[Given request] Copy out, from the entries below, each line holding the string "leaders".

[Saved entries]

++++++++++++++++++++

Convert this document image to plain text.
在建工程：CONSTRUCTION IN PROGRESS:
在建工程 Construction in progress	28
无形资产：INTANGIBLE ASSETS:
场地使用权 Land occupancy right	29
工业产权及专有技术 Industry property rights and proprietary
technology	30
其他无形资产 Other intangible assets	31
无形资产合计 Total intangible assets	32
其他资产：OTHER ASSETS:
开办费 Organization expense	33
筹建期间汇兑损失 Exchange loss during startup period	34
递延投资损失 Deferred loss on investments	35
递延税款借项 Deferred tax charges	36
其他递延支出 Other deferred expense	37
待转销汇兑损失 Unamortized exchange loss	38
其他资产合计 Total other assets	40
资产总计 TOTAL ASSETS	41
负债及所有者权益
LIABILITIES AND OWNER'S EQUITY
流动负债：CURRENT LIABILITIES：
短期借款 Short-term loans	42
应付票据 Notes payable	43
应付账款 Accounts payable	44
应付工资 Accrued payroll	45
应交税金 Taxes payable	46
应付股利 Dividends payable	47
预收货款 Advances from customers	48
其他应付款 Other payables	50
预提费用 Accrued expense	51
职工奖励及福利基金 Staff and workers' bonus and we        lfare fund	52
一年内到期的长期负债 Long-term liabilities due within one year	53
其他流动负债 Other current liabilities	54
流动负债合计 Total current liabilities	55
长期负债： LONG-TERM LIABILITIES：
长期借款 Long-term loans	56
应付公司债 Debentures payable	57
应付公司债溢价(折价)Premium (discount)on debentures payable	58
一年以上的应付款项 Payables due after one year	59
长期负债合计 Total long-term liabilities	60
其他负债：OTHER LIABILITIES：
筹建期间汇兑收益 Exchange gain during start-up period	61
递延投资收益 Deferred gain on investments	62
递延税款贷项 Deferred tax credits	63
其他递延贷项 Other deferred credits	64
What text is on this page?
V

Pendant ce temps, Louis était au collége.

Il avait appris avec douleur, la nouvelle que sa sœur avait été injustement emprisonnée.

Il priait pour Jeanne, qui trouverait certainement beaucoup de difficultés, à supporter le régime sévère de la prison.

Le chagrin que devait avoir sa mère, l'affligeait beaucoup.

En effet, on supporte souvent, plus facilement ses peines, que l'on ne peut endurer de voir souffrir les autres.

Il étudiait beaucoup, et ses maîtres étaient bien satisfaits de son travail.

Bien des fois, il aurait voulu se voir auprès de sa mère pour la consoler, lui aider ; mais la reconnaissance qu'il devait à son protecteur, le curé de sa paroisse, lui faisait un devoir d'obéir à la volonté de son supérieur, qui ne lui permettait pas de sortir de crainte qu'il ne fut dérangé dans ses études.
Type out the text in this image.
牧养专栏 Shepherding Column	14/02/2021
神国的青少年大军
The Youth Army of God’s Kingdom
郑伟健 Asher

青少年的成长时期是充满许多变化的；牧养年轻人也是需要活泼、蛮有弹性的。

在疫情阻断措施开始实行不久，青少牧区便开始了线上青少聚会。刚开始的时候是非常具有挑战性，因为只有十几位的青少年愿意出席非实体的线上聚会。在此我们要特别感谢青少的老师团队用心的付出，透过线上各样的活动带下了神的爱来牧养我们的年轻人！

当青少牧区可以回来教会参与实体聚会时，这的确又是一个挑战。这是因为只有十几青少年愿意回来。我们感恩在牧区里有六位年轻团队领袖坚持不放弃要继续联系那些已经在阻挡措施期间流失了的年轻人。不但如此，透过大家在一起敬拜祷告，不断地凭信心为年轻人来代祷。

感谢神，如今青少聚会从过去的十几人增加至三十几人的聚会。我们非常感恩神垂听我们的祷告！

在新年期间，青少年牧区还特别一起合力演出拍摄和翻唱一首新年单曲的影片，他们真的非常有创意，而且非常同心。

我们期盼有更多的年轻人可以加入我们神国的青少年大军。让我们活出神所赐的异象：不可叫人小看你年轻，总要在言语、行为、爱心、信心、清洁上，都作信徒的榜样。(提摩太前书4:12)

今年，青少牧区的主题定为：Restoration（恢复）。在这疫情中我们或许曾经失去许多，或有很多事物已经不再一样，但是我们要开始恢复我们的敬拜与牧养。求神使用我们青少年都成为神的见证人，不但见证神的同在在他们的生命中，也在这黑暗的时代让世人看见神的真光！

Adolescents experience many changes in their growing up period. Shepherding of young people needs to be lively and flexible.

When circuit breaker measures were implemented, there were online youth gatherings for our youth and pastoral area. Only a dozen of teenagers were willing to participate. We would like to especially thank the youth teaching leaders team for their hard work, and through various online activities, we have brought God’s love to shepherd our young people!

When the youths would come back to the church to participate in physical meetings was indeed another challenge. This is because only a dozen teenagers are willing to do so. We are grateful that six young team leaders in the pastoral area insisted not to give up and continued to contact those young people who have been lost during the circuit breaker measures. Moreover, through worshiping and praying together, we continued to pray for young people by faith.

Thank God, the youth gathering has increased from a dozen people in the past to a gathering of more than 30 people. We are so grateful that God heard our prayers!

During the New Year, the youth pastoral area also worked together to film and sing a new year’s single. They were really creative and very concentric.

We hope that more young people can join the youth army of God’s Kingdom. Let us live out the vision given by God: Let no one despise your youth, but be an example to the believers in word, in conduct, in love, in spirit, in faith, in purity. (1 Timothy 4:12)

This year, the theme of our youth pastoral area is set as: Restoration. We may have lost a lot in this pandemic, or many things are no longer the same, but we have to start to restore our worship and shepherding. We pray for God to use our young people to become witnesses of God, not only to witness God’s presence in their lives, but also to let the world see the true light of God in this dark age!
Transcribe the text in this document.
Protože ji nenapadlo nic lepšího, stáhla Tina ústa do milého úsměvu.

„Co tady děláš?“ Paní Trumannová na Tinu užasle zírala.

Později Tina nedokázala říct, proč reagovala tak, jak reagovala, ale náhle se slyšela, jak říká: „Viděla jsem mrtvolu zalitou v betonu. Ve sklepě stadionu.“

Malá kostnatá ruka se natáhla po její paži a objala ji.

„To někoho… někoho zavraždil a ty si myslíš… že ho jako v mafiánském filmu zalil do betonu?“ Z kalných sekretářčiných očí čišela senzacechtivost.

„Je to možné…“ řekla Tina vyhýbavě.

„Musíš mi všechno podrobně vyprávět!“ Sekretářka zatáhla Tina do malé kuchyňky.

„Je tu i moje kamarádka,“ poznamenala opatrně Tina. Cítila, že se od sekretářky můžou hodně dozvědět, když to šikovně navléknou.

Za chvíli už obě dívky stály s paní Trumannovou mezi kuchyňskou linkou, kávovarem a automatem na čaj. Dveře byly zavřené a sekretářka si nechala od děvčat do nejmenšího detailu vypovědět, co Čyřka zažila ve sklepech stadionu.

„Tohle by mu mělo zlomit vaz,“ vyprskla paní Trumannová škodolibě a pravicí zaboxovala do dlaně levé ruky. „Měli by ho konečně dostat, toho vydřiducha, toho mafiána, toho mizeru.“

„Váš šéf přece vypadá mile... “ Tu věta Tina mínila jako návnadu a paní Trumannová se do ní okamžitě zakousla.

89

++++++++++++++++++++

[Answer for this exercise]
When circuit breaker measures were implemented, there were online youth gatherings for our youth and pastoral area. Only a dozen of teenagers were willing to participate. We would like to especially thank the youth teaching leaders team for their hard work, and through various online activities, we have brought God’s love to shepherd our young people!
When the youths would come back to the church to participate in physical meetings was indeed another challenge. This is because only a dozen teenagers are willing to do so. We are grateful that six young team leaders in the pastoral area insisted not to give up and continued to contact those young people who have been lost during the circuit breaker measures. Moreover, through worshiping and praying together, we continued to pray for young people by faith.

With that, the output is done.